▶ [Activity 1]: Rewrite the sermon page from "As Jesus was" to "had many possessions.", replacing "possessions" with "belongings".
▶ [Activity 2]:
Using the sermon page, answer these:
(a) On what date will the dinners resume?
(b) Who preached the sermon?
(c) At which church was it preached?

Dinners will resume September 10th! Be there for Hamburgers, Baked Beans, and great fellowship.
10/15/06 - Prioritizing
“Prioritizing“
 
Preached by John DeBevoise
At Palma Ceia Presbyterian Church
On October 15, 2006
 
As Jesus was setting out on a journey, a man ran up and knelt before him, and asked him, “Good Teacher, what must I do to inherit eternal life?” Jesus said to him, “Why do you call me good? No one is good but God alone. You know the commandments: ‘You shall not murder; You shall not commit adultery; You shall not steal; You shall not bear false witness; You shall not defraud; Honor your father and mother.’” He said to him, “Teacher, I have kept all these since my youth.” Jesus, looking at him, loved him and said, “You lack one thing; go, sell what you own, and give the money to the poor, and you will have treasure in heaven; then come, follow me.” When he heard this, he was shocked and went away grieving, for he had many possessions.
 
Then Jesus looked around and said to his disciples, “How hard it will be for those who have wealth to enter the kingdom of God!” And the disciples were perplexed at these words. But Jesus said to them again, “Children, how hard it is to enter the kingdom of God! It is easier for a camel to go through the eye of a needle than for someone who is rich to enter the kingdom of God.” They were greatly astounded and said to one another, “Then who can be saved?” Jesus looked at them and said, “For mortals it is impossible, but not for God; for God all things are possible.”

▶ [Excerpted data]:
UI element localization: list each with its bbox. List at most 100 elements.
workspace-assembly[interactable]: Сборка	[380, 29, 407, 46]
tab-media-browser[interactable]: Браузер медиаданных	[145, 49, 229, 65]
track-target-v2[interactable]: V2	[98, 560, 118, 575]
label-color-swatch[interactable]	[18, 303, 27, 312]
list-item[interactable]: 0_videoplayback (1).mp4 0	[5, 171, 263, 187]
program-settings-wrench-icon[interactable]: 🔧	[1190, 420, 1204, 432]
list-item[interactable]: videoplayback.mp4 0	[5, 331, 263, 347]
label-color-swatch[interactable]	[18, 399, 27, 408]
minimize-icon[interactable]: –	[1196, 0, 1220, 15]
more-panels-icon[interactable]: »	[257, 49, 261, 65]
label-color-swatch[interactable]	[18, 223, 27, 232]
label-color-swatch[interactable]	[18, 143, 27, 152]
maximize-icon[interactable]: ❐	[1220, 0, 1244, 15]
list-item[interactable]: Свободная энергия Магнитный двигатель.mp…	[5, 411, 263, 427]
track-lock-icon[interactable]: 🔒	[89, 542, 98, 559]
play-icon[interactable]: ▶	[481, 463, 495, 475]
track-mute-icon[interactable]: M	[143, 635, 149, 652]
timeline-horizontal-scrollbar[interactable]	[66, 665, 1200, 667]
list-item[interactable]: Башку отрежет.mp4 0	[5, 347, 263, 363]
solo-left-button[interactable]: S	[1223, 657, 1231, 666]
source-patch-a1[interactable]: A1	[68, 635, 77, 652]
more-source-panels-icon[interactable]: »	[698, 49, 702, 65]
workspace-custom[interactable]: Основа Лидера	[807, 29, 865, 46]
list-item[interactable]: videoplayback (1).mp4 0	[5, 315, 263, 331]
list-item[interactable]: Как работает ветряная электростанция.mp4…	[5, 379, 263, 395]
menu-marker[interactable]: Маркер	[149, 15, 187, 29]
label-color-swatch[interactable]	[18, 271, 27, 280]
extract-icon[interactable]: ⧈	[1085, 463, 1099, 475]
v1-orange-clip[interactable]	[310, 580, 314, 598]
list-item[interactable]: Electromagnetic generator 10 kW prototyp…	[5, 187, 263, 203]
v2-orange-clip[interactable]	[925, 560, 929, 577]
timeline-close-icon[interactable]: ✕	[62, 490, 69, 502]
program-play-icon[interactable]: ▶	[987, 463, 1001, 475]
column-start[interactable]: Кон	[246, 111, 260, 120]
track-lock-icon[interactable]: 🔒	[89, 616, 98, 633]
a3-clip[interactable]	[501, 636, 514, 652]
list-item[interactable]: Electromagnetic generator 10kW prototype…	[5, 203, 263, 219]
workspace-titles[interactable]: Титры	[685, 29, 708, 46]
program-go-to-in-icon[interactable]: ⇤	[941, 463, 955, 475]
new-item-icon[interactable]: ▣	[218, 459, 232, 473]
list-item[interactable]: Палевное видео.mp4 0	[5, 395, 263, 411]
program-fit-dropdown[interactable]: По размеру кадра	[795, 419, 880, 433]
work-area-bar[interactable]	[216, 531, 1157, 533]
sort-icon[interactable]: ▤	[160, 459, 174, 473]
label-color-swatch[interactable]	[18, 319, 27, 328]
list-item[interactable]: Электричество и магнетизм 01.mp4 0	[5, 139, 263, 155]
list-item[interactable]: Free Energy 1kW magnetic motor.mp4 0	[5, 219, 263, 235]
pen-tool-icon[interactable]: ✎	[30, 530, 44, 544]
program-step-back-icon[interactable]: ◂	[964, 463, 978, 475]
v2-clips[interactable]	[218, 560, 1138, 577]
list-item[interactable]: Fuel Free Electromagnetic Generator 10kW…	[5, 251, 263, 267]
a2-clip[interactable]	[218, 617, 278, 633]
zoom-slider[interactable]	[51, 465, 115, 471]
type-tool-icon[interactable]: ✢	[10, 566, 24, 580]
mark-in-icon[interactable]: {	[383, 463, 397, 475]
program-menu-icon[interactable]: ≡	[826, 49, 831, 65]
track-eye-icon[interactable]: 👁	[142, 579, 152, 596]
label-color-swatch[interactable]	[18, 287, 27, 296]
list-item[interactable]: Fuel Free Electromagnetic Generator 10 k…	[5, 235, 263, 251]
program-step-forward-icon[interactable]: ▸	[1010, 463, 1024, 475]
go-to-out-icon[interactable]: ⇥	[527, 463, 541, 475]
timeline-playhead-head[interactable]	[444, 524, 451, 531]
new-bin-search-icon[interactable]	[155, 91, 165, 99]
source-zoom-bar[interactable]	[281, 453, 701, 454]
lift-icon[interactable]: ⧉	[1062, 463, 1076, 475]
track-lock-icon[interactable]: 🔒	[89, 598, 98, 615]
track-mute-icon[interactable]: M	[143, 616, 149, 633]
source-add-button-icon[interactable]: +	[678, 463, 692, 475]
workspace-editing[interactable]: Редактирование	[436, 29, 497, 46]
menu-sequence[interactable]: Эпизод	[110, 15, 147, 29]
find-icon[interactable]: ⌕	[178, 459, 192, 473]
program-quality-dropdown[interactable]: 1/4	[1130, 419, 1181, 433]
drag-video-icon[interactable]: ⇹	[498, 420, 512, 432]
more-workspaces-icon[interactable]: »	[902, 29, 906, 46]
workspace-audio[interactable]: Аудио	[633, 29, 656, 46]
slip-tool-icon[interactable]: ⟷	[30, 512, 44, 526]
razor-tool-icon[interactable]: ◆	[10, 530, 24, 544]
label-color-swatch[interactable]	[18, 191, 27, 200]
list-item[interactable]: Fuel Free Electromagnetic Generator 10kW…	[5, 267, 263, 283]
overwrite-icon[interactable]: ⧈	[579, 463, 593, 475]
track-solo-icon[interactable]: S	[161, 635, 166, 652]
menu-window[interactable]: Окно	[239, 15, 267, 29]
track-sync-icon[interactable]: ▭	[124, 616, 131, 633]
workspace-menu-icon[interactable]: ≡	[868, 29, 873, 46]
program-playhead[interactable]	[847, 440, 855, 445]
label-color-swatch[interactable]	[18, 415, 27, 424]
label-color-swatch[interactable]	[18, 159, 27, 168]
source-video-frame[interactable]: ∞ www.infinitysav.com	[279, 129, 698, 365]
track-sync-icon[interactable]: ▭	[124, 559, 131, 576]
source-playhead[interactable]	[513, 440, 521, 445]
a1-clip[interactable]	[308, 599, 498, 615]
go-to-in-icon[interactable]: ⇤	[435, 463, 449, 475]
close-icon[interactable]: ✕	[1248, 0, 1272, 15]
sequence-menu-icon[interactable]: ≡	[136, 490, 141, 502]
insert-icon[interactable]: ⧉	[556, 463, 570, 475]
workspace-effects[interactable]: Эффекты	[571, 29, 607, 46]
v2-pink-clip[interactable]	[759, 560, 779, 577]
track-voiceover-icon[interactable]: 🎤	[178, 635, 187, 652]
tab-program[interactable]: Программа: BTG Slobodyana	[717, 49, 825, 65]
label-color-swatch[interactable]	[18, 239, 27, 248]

▶ [Problem solution 1]:
As Jesus was setting out on a journey, a man ran up and knelt before him, and asked him, “Good Teacher, what must I do to inherit eternal life?” Jesus said to him, “Why do you call me good? No one is good but God alone. You know the commandments: ‘You shall not murder; You shall not commit adultery; You shall not steal; You shall not bear false witness; You shall not defraud; Honor your father and mother.’” He said to him, “Teacher, I have kept all these since my youth.” Jesus, looking at him, loved him and said, “You lack one thing; go, sell what you own, and give the money to the poor, and you will have treasure in heaven; then come, follow me.” When he heard this, he was shocked and went away grieving, for he had many belongings.

▶ [Problem solution 2]:
(a) September 10th
(b) John DeBevoise
(c) Palma Ceia Presbyterian Church